┌─ Excerpted records
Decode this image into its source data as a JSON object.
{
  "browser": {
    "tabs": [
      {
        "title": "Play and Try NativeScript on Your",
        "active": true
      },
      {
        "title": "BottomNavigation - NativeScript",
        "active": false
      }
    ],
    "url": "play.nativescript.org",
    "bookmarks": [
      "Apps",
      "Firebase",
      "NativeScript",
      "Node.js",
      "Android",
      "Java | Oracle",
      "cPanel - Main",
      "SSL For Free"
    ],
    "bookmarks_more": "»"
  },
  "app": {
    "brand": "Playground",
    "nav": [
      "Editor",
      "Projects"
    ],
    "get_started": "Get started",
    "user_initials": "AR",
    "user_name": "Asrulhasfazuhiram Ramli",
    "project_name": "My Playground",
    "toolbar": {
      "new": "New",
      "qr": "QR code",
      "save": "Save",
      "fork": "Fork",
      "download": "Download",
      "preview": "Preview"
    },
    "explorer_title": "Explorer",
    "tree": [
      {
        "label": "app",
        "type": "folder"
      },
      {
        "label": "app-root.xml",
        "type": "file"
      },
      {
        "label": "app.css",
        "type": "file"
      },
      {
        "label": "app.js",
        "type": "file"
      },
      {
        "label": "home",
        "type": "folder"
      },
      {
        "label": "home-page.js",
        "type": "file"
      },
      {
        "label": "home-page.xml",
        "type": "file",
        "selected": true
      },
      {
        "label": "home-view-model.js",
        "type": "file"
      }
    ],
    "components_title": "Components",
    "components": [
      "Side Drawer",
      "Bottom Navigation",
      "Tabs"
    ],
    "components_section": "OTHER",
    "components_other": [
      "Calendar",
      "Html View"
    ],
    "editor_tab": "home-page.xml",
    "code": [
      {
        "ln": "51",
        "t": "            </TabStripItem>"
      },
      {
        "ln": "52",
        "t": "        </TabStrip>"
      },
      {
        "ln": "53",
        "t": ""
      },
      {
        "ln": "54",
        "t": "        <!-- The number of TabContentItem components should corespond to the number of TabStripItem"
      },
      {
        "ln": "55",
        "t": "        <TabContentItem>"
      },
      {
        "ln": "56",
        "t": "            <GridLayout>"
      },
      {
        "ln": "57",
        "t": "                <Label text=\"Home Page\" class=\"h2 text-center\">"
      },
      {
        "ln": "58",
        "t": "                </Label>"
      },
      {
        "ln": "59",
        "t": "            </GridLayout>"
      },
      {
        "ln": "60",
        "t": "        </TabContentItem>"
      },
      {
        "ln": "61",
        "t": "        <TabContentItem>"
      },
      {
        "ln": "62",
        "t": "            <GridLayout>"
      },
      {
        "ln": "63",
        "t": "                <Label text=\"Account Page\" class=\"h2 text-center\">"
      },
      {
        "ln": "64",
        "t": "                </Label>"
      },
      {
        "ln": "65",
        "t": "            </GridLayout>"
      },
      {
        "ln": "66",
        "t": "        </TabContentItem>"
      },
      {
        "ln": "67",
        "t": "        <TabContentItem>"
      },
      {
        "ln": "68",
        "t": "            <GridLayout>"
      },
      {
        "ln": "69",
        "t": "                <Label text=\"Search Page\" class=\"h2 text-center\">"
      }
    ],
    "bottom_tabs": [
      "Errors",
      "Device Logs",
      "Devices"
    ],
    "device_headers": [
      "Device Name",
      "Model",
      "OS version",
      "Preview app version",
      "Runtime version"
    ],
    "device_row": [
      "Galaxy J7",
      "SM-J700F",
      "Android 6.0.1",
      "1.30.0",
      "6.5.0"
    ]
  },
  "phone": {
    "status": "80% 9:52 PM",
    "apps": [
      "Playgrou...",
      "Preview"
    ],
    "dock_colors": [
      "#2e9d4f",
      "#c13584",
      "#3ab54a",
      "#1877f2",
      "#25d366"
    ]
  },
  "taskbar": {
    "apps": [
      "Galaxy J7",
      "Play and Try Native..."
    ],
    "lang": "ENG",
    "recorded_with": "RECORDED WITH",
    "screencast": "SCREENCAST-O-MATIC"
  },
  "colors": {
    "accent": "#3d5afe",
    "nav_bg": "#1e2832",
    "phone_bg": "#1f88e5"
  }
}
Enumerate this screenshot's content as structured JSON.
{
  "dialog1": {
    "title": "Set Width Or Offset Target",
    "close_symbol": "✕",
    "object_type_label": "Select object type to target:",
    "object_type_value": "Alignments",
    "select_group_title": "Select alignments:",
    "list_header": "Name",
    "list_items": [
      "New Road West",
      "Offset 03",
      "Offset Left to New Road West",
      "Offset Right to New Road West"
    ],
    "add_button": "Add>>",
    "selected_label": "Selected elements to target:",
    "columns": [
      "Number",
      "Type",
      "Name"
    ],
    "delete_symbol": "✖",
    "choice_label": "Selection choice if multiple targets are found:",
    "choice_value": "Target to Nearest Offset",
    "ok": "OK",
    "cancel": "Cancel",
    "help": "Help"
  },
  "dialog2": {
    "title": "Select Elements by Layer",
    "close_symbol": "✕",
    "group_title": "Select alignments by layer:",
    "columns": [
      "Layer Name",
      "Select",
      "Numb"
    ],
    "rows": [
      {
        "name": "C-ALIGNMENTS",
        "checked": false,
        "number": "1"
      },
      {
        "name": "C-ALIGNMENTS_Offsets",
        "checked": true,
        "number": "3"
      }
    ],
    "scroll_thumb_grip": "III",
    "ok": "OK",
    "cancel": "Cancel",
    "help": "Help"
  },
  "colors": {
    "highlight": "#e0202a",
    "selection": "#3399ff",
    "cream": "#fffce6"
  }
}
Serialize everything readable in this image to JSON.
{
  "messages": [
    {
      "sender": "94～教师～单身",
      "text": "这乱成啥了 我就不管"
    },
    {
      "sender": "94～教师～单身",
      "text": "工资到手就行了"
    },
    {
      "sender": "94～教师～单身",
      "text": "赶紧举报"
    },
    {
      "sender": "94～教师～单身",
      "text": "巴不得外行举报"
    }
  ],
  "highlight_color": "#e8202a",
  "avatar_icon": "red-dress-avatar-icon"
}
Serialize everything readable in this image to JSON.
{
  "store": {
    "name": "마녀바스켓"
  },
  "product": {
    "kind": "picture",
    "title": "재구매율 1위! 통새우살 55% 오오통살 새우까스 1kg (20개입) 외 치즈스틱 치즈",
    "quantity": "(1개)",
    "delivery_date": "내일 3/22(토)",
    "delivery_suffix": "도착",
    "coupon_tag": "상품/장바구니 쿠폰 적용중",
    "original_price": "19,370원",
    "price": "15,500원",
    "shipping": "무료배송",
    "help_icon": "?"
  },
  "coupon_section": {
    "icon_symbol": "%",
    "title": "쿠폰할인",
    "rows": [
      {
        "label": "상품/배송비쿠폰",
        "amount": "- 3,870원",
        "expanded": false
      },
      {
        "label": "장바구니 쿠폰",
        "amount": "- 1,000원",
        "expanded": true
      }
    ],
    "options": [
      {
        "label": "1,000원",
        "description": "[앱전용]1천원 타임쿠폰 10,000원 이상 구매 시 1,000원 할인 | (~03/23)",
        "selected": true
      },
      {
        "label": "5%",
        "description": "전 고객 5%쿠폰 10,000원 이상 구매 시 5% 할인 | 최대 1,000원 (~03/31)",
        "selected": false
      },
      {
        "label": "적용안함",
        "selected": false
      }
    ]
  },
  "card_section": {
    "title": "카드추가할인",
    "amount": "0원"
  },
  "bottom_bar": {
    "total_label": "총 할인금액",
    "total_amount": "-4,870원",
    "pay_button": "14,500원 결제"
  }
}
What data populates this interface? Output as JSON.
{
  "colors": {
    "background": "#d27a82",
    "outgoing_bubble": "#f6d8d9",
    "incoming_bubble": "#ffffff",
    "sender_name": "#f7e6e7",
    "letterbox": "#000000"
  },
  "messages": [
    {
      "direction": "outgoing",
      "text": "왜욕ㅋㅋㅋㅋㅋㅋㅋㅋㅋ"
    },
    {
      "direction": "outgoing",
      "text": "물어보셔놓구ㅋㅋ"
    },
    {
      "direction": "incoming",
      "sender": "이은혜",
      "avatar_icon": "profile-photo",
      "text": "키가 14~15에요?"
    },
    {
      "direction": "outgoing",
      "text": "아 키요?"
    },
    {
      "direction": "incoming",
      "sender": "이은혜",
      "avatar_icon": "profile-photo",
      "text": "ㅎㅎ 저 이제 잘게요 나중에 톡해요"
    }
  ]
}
└─
→ Your instructions: Each line from the one containing "What data populates" through the end of the entries, both included, is to be returned exactly, with no other lines.

→ Complete output:
What data populates this interface? Output as JSON.
{
  "colors": {
    "background": "#d27a82",
    "outgoing_bubble": "#f6d8d9",
    "incoming_bubble": "#ffffff",
    "sender_name": "#f7e6e7",
    "letterbox": "#000000"
  },
  "messages": [
    {
      "direction": "outgoing",
      "text": "왜욕ㅋㅋㅋㅋㅋㅋㅋㅋㅋ"
    },
    {
      "direction": "outgoing",
      "text": "물어보셔놓구ㅋㅋ"
    },
    {
      "direction": "incoming",
      "sender": "이은혜",
      "avatar_icon": "profile-photo",
      "text": "키가 14~15에요?"
    },
    {
      "direction": "outgoing",
      "text": "아 키요?"
    },
    {
      "direction": "incoming",
      "sender": "이은혜",
      "avatar_icon": "profile-photo",
      "text": "ㅎㅎ 저 이제 잘게요 나중에 톡해요"
    }
  ]
}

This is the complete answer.